森林破壊は、開発のために伐採されることなどによって進み、動植物の生態系から、人間の生活にまで影響が出てしまいます。森林破壊の問題は世界でも注目されており、2023年4月、森林破壊に関係した農産物などのEU内への輸入を禁止する「森林破壊禁止法」が欧州議会で承認されました。これは、牛やカカオ、木材などを扱う企業は、生産もしくは調達する原材料が作られる場所で「森林破壊を引き起こしていないこと」、もしくは「森林破壊が進んでいない場所から生産していること」を証明することが求められる法律です。

1人1,000円徴収される?!日本の「森林環境税」

2024年度から、日本で新しい国税「森林環境税」が創設されることをご存知でしょうか。森林環境税は、住民税として「年間1人1,000円」を市町村が賦課徴収するものです。温室効果ガス削減への目標達成や、災害の防止を図るためなどの森林設備に必要な財源を確保するために充てられます。

日本は世界の先進国の中でも有数の森林大国です。国土の約7割を森林が占めるにも関わらず、林業就業者の不足が問題視されており、所有者や境界の不明な土地により、経営管理や整備に支障をきたしています。また、木々がなくなってしまうと、雨が集中的に降った際に洪水が起きやすくなったり、温室効果ガスの増加により干ばつが起きやすくなります。
このような現状に加え、パリ協定の枠組みにおける“二酸化炭素の排出量を削減する”という目標達成のため「森林環境税」は創設されました。

日本では、環境を守るために導入されている「環境税」が複数あります。
地球温暖化対策を図るために2012年に導入された「地球温暖化対策税」は、エネルギー製品に対する課税の一種です。ガソリンや灯油が一例で、化石燃料の利用者に対して、CO2排出量に応じた税率を石油石炭税に上乗せする形で徴収されています。

与えられた行.
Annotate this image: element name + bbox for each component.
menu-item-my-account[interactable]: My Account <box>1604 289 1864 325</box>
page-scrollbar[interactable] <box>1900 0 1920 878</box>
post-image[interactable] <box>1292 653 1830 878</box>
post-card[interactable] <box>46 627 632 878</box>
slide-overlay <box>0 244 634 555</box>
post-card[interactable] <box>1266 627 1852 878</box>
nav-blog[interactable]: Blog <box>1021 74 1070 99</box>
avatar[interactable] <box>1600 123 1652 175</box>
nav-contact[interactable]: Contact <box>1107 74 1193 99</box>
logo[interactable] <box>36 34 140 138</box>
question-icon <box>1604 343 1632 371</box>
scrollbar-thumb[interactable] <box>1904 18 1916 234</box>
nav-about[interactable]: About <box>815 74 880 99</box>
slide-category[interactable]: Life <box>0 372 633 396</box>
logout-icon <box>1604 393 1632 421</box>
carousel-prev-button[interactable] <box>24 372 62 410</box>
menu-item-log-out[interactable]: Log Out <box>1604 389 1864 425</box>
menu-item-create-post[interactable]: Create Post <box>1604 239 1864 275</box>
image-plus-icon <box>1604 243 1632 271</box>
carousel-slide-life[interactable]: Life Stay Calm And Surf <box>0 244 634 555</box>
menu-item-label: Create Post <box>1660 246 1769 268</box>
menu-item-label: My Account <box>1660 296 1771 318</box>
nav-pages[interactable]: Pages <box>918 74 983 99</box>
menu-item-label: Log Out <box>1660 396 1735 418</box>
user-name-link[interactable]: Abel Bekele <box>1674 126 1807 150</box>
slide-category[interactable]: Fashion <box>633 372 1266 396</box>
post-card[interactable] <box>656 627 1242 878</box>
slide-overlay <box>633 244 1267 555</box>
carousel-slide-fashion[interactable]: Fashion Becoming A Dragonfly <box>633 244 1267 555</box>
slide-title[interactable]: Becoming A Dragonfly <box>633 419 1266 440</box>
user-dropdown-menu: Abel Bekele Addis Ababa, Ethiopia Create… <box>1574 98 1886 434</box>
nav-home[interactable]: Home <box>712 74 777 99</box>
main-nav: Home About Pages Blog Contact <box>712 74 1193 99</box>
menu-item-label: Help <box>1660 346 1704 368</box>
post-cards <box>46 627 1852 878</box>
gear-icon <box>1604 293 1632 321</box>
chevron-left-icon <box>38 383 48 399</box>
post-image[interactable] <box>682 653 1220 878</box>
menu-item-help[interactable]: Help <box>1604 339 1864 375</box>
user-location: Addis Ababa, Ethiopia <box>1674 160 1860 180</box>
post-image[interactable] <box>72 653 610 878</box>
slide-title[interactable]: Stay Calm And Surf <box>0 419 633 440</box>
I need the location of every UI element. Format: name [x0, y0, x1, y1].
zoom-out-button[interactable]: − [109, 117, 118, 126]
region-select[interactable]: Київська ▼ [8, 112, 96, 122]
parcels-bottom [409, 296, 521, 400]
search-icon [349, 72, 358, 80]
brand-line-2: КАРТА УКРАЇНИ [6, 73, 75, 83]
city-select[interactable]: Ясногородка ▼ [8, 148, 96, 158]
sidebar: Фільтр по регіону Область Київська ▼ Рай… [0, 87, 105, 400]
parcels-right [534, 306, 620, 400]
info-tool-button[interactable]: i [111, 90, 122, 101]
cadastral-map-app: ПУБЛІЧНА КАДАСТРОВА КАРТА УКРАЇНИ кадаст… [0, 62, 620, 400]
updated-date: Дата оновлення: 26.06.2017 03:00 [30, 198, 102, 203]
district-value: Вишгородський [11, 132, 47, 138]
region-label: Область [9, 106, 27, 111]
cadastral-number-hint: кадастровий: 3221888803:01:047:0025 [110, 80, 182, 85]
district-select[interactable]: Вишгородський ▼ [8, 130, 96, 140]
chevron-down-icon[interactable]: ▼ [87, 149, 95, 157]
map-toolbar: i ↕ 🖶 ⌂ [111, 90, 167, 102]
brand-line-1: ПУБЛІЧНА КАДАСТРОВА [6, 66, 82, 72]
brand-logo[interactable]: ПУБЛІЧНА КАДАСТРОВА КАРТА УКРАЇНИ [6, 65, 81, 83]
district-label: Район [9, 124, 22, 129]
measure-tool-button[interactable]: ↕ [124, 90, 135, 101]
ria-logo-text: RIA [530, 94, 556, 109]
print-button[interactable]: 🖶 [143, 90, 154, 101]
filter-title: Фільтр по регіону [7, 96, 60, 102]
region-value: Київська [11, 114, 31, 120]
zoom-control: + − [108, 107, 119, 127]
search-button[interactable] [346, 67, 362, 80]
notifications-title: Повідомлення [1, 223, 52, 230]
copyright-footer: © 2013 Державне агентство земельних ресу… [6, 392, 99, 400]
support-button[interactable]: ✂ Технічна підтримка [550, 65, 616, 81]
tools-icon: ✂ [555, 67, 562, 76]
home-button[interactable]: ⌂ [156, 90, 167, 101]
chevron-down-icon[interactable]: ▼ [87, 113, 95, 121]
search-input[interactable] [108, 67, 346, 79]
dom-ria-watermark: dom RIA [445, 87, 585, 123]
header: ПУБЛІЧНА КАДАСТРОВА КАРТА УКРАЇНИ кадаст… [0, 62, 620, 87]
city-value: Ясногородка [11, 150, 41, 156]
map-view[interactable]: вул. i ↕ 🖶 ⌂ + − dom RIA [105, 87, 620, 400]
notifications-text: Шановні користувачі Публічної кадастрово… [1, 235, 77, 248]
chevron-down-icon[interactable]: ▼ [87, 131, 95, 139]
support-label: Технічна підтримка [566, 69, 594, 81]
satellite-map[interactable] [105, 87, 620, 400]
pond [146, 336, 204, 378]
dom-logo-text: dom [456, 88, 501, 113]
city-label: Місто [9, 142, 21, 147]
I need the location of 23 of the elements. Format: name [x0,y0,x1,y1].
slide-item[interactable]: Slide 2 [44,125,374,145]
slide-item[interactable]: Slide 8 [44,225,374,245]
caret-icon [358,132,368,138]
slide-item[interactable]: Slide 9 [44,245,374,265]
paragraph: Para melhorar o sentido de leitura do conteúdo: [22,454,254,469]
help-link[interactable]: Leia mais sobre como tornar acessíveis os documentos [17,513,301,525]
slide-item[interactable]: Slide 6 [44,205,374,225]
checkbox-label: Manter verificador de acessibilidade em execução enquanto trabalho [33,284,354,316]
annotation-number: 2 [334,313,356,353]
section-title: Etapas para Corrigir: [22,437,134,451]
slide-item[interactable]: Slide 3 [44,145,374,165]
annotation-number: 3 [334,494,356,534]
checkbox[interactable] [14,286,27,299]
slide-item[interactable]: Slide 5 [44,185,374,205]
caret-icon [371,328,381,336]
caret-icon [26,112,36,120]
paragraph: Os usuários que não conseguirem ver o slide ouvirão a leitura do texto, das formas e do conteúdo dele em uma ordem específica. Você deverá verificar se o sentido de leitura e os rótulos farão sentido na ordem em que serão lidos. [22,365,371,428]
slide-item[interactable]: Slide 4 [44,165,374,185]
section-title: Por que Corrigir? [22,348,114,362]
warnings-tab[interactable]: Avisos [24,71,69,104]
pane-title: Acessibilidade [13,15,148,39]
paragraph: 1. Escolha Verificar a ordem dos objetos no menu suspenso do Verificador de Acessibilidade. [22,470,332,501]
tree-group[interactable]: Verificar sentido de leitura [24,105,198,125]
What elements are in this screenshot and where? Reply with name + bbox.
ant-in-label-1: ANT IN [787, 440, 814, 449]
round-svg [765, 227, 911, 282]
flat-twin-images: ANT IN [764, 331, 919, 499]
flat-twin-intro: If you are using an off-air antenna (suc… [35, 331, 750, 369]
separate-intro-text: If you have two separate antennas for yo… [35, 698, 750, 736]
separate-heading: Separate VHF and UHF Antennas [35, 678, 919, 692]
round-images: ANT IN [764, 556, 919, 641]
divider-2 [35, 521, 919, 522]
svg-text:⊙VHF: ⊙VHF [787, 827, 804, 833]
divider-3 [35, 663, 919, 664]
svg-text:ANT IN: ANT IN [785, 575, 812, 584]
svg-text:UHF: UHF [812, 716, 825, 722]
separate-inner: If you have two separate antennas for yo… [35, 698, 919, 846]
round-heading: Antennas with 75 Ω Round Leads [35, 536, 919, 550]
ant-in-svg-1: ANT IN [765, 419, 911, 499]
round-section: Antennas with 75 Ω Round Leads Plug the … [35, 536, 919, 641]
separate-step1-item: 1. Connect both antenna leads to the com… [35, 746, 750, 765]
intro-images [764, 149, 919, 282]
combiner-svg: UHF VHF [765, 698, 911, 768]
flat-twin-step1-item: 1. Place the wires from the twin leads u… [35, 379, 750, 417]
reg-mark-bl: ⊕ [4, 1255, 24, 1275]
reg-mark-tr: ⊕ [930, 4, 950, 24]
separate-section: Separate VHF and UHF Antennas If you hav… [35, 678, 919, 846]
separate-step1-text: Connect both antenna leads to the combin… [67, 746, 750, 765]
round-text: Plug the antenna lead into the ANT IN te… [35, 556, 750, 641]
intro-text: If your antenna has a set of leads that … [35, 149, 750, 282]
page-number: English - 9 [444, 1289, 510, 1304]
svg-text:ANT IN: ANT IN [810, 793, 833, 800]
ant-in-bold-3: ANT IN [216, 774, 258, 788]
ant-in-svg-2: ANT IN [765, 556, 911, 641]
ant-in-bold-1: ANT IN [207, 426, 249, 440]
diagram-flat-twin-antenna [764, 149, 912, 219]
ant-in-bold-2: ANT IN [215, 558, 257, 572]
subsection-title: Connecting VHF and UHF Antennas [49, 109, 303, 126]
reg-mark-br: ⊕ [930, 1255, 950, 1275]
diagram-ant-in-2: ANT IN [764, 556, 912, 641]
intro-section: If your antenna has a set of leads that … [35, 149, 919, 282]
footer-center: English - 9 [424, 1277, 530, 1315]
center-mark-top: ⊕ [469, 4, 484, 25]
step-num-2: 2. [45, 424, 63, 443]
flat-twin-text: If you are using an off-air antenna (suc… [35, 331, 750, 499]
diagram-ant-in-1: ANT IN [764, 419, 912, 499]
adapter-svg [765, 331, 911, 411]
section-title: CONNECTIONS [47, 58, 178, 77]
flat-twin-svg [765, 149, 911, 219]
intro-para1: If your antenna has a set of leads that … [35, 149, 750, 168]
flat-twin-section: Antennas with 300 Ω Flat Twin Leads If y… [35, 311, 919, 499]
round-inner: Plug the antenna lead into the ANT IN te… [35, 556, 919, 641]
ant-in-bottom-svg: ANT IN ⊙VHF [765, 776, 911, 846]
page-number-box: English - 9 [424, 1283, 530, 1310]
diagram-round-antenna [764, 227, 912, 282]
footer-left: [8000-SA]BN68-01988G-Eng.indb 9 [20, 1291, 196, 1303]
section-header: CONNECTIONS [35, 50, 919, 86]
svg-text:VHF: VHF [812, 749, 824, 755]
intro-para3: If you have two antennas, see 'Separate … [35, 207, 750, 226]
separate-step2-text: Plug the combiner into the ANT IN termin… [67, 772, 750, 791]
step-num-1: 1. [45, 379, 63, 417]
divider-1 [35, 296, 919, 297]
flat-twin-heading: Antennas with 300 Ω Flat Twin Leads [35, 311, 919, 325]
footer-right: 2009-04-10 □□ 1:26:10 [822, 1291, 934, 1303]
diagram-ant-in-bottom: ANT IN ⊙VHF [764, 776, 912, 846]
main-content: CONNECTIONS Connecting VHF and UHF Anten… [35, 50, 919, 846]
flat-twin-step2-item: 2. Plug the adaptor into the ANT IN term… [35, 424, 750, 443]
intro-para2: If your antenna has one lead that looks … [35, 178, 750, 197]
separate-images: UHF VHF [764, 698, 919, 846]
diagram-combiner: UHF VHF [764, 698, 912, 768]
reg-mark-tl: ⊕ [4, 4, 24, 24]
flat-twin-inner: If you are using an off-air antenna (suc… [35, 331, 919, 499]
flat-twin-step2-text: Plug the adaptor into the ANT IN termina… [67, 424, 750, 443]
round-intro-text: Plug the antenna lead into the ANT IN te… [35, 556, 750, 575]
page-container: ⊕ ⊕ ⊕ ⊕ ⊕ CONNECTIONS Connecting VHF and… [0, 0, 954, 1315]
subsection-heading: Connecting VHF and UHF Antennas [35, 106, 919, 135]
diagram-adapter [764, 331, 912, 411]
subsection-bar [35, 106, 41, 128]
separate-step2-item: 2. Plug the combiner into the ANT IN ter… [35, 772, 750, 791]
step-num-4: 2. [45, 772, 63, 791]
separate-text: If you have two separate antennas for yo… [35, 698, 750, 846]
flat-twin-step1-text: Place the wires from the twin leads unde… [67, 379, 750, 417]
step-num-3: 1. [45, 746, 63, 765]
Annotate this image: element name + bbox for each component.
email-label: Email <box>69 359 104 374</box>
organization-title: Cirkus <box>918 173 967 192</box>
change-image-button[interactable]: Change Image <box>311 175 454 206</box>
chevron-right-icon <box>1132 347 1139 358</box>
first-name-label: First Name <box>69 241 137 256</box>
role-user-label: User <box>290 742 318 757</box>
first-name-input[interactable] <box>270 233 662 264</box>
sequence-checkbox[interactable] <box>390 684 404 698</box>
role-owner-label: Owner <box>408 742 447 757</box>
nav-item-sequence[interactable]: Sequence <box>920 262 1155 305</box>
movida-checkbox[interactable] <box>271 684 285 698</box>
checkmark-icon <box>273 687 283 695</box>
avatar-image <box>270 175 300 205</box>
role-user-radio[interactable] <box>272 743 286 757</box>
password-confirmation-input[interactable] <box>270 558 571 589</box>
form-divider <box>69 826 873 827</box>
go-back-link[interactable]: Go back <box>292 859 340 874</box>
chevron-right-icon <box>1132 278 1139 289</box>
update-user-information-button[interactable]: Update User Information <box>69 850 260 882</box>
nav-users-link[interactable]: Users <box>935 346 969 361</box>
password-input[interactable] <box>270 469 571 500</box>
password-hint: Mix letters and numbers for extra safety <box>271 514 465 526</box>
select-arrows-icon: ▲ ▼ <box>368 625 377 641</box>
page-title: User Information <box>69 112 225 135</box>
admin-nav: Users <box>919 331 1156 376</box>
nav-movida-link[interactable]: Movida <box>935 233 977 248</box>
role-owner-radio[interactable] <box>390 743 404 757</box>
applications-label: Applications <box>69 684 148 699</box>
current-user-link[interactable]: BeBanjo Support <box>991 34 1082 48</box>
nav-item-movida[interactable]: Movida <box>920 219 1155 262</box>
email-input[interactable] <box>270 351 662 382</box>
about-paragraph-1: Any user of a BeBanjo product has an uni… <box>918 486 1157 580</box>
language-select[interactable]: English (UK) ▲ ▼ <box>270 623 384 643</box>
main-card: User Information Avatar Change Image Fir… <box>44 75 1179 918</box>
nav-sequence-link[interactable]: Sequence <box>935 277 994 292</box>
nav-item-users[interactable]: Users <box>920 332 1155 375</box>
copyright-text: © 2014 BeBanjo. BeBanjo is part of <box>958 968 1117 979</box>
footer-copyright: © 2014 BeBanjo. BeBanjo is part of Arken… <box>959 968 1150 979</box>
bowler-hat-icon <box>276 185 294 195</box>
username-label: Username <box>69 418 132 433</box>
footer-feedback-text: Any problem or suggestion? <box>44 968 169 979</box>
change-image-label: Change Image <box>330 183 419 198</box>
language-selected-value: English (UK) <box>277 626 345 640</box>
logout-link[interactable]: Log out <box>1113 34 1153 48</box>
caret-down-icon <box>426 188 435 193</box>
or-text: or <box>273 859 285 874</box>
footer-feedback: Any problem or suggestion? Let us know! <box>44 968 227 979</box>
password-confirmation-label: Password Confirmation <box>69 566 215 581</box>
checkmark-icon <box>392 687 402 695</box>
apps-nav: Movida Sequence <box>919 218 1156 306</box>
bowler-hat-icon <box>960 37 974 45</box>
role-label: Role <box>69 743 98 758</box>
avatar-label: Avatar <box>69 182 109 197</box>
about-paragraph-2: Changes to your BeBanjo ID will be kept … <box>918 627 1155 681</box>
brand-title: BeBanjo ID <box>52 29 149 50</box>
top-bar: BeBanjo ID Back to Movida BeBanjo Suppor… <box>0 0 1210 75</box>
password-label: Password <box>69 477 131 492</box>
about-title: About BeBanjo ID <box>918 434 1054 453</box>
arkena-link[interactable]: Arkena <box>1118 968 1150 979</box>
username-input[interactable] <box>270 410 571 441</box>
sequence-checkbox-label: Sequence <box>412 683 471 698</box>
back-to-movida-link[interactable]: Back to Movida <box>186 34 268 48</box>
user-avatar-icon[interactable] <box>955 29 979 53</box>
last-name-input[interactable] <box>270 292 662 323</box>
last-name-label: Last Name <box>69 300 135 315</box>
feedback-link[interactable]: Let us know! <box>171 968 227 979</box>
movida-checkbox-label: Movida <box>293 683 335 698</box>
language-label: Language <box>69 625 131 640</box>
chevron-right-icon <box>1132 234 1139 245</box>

課題 A.
行の先頭から「user-dropdown-menu: Abel Bekele」を含む行までを、両端も含めてそのまま書き写すこと。
課題 B.
森林と環境税についての文章を、最後の文の次から書き継ぐこと。
森林についての文章と行とは互いに関係がない。

最終結果 A.
Annotate this image: element name + bbox for each component.
menu-item-my-account[interactable]: My Account <box>1604 289 1864 325</box>
page-scrollbar[interactable] <box>1900 0 1920 878</box>
post-image[interactable] <box>1292 653 1830 878</box>
post-card[interactable] <box>46 627 632 878</box>
slide-overlay <box>0 244 634 555</box>
post-card[interactable] <box>1266 627 1852 878</box>
nav-blog[interactable]: Blog <box>1021 74 1070 99</box>
avatar[interactable] <box>1600 123 1652 175</box>
nav-contact[interactable]: Contact <box>1107 74 1193 99</box>
logo[interactable] <box>36 34 140 138</box>
question-icon <box>1604 343 1632 371</box>
scrollbar-thumb[interactable] <box>1904 18 1916 234</box>
nav-about[interactable]: About <box>815 74 880 99</box>
slide-category[interactable]: Life <box>0 372 633 396</box>
logout-icon <box>1604 393 1632 421</box>
carousel-prev-button[interactable] <box>24 372 62 410</box>
menu-item-log-out[interactable]: Log Out <box>1604 389 1864 425</box>
menu-item-create-post[interactable]: Create Post <box>1604 239 1864 275</box>
image-plus-icon <box>1604 243 1632 271</box>
carousel-slide-life[interactable]: Life Stay Calm And Surf <box>0 244 634 555</box>
menu-item-label: Create Post <box>1660 246 1769 268</box>
menu-item-label: My Account <box>1660 296 1771 318</box>
nav-pages[interactable]: Pages <box>918 74 983 99</box>
menu-item-label: Log Out <box>1660 396 1735 418</box>
user-name-link[interactable]: Abel Bekele <box>1674 126 1807 150</box>
slide-category[interactable]: Fashion <box>633 372 1266 396</box>
post-card[interactable] <box>656 627 1242 878</box>
slide-overlay <box>633 244 1267 555</box>
carousel-slide-fashion[interactable]: Fashion Becoming A Dragonfly <box>633 244 1267 555</box>
slide-title[interactable]: Becoming A Dragonfly <box>633 419 1266 440</box>
user-dropdown-menu: Abel Bekele Addis Ababa, Ethiopia Create… <box>1574 98 1886 434</box>

最終結果 B.
産業廃棄物の焼却施設や最終処分場への搬入に対して課税される「産業廃棄物税」は、廃棄物を出さないようにリサイクルを促進するためなどに導入されました。自治体によって課税方式や課税の有無が異なることも特徴です。

この他にも、沖縄には「美ら島税」という、名前の通り美しい沖縄の風景を保つための税金があり、山梨には、河口湖の環境保全を目的とした「遊漁税」があるなど、様々な地域で環境を守る「環境税」が存在しています。

温室効果ガスの排出量「実質ゼロ」を目指す、世界の環境税とは

森林環境税のような環境に関する税金は、日本だけでなく世界中に存在しています。それは、地球温暖化の原因である温室効果ガスの削減、「実質ゼロ」を目指すためです。
例えば、フィンランドやポーランドでは、「炭素税」が1990年から導入されました。日本では、先述した「地球温暖化対策税」がこれに該当します。しかし、先進国以外では導入が難航しており、国や地域ごとで税の使い道や制度にばらつきがあり、場合によっては免除されるなど、内容を統一することが難しいのも課題のひとつです。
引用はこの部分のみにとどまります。